▸ Objective: Go through the records line by line and work out how many lines hold the word "thirty". Answer with the number only.

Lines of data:
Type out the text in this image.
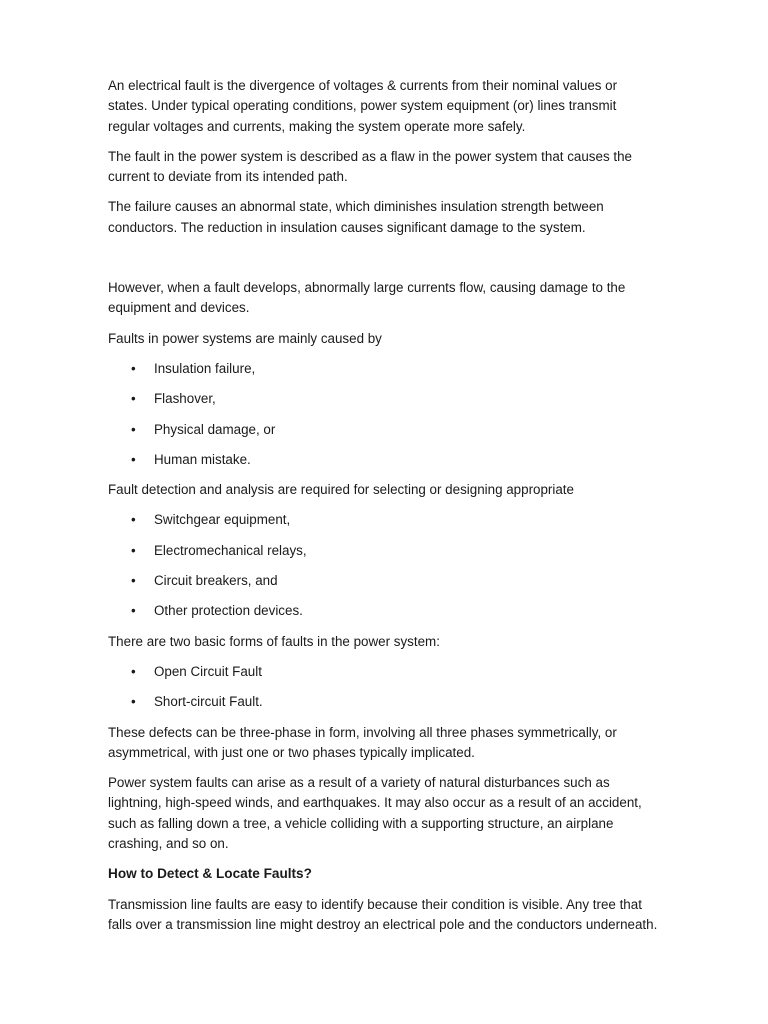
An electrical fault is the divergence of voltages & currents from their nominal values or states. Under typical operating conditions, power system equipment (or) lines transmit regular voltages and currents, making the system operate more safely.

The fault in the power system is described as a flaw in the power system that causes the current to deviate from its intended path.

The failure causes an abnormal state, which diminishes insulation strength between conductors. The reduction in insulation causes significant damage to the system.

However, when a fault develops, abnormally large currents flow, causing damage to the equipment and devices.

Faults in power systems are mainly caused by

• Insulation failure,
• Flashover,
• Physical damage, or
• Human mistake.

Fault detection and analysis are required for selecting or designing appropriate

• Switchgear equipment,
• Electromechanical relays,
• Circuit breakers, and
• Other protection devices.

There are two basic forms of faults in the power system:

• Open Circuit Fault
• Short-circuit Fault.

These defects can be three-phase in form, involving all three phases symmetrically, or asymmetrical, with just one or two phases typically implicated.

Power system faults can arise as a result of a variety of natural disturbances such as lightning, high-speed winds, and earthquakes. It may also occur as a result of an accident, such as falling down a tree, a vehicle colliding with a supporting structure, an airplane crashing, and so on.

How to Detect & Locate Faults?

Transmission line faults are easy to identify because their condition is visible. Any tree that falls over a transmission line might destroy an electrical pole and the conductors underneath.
* * *
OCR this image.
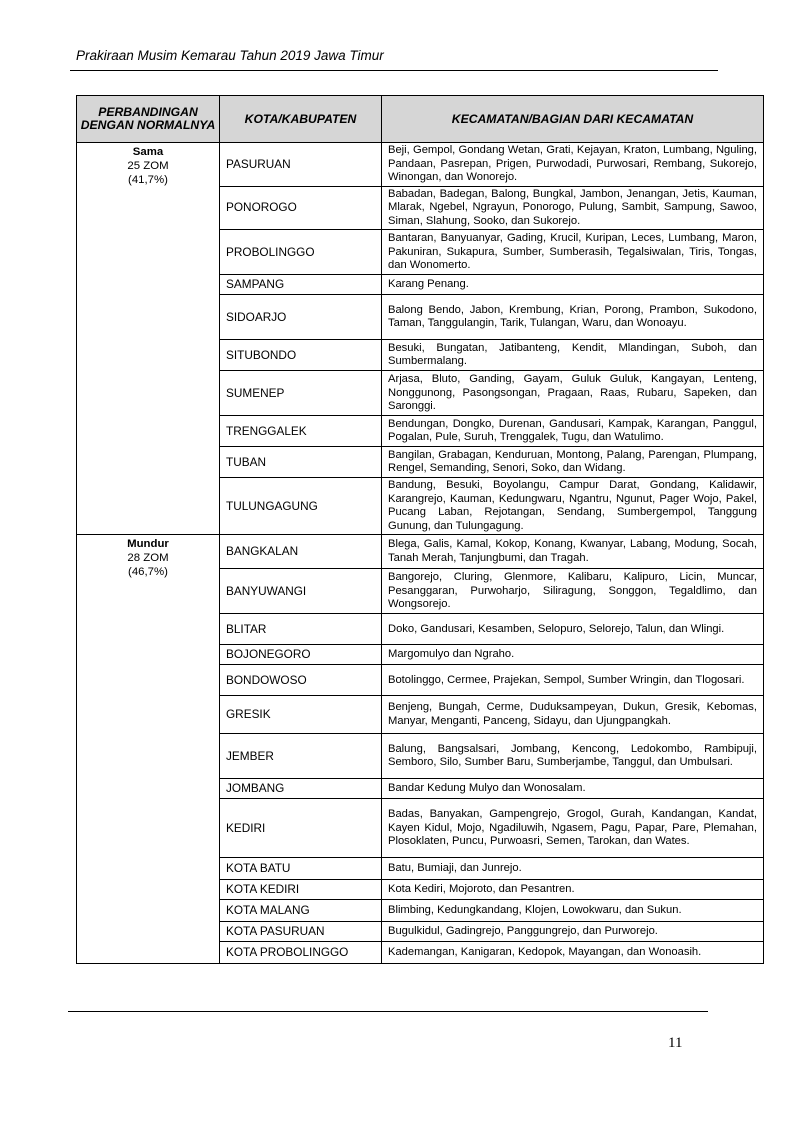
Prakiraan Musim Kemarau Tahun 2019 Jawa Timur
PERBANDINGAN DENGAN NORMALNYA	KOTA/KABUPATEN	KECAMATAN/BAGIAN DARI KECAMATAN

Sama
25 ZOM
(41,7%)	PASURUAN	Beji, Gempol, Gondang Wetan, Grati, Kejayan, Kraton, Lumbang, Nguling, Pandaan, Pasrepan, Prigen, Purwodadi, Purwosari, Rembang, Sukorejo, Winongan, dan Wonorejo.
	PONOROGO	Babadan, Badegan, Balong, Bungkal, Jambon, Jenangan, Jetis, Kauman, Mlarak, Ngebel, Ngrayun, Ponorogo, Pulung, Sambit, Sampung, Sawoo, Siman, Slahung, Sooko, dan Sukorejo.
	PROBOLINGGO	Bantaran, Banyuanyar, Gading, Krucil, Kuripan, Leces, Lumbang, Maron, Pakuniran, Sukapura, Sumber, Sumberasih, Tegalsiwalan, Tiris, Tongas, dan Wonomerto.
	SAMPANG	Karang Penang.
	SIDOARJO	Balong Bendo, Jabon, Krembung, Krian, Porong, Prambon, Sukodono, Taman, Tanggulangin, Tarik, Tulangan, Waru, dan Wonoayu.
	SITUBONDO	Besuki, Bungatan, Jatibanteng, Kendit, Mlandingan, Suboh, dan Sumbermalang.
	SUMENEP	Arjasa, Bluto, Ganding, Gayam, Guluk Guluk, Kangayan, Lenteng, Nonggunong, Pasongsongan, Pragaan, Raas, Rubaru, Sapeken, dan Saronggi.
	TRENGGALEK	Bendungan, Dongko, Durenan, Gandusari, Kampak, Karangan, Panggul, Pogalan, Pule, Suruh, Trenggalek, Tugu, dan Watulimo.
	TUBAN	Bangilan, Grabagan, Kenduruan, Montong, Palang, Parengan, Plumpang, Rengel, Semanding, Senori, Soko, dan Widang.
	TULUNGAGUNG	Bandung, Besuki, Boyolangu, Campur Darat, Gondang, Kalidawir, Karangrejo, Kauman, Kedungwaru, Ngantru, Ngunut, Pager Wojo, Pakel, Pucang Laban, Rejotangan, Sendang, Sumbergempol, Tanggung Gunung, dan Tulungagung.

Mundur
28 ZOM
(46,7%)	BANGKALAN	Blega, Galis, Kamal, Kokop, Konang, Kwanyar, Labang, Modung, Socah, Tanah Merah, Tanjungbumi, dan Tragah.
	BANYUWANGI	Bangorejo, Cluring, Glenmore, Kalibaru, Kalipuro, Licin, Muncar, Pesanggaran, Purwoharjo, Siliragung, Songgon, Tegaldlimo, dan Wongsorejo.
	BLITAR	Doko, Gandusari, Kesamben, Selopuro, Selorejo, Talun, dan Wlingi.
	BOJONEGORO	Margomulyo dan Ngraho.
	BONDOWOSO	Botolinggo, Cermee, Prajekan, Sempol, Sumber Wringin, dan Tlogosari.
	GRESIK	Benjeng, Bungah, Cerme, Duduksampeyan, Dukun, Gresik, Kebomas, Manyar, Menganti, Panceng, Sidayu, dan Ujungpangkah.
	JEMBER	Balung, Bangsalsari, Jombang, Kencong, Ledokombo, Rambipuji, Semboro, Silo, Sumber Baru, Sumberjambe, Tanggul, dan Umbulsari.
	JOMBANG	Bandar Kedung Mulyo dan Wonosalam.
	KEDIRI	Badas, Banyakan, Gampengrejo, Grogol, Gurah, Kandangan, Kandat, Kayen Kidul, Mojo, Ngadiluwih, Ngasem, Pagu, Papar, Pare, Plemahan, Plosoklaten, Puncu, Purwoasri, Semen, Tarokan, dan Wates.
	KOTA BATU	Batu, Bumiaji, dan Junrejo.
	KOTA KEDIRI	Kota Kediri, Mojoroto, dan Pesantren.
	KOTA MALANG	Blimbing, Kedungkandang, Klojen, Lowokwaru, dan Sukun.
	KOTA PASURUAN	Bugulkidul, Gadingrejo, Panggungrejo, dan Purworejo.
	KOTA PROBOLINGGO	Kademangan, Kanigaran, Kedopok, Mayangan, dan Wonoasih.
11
==
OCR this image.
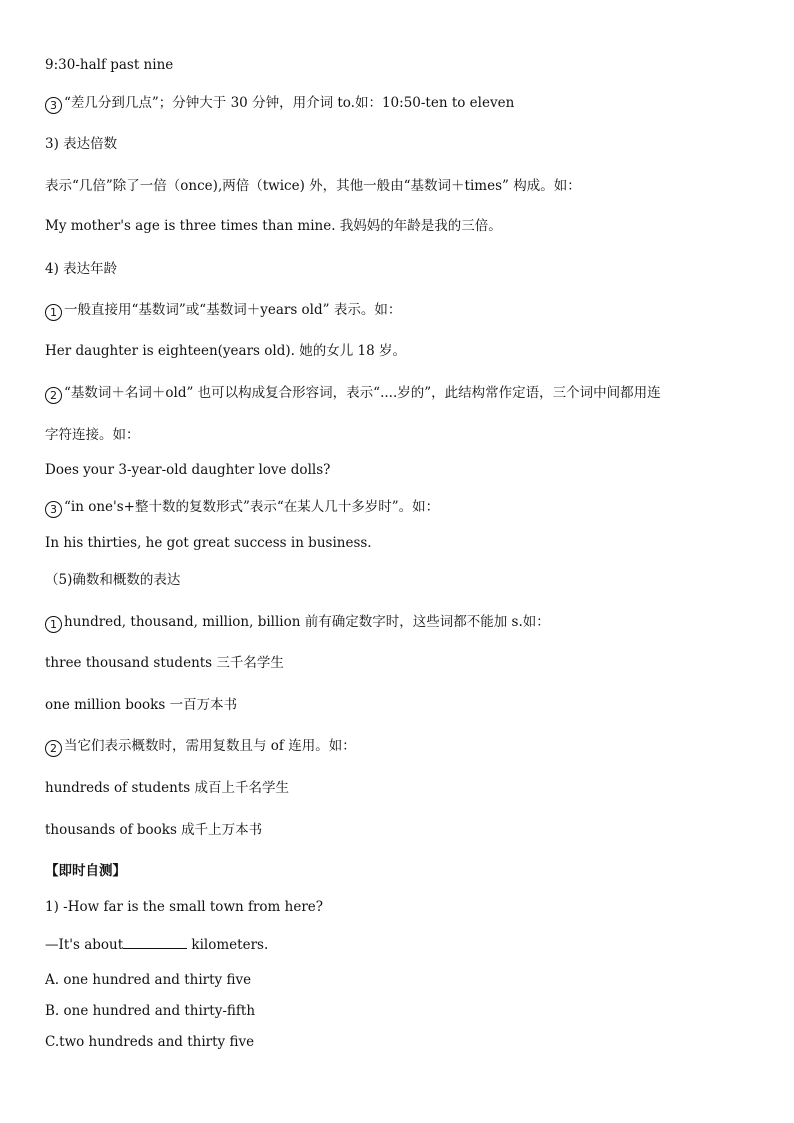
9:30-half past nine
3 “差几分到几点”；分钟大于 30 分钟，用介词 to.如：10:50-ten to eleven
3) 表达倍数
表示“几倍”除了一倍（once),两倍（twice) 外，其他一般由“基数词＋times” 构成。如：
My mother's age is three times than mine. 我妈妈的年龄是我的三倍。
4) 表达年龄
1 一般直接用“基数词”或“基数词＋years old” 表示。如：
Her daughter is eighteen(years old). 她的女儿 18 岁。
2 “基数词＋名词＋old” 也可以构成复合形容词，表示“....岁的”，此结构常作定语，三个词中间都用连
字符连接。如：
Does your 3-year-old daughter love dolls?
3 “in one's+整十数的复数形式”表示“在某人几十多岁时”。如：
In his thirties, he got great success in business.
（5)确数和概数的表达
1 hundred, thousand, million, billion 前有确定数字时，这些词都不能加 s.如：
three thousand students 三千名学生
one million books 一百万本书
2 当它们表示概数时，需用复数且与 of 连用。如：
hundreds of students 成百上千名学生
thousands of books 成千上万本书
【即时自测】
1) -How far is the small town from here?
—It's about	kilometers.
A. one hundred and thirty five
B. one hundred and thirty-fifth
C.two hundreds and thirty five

▸ Response below: 3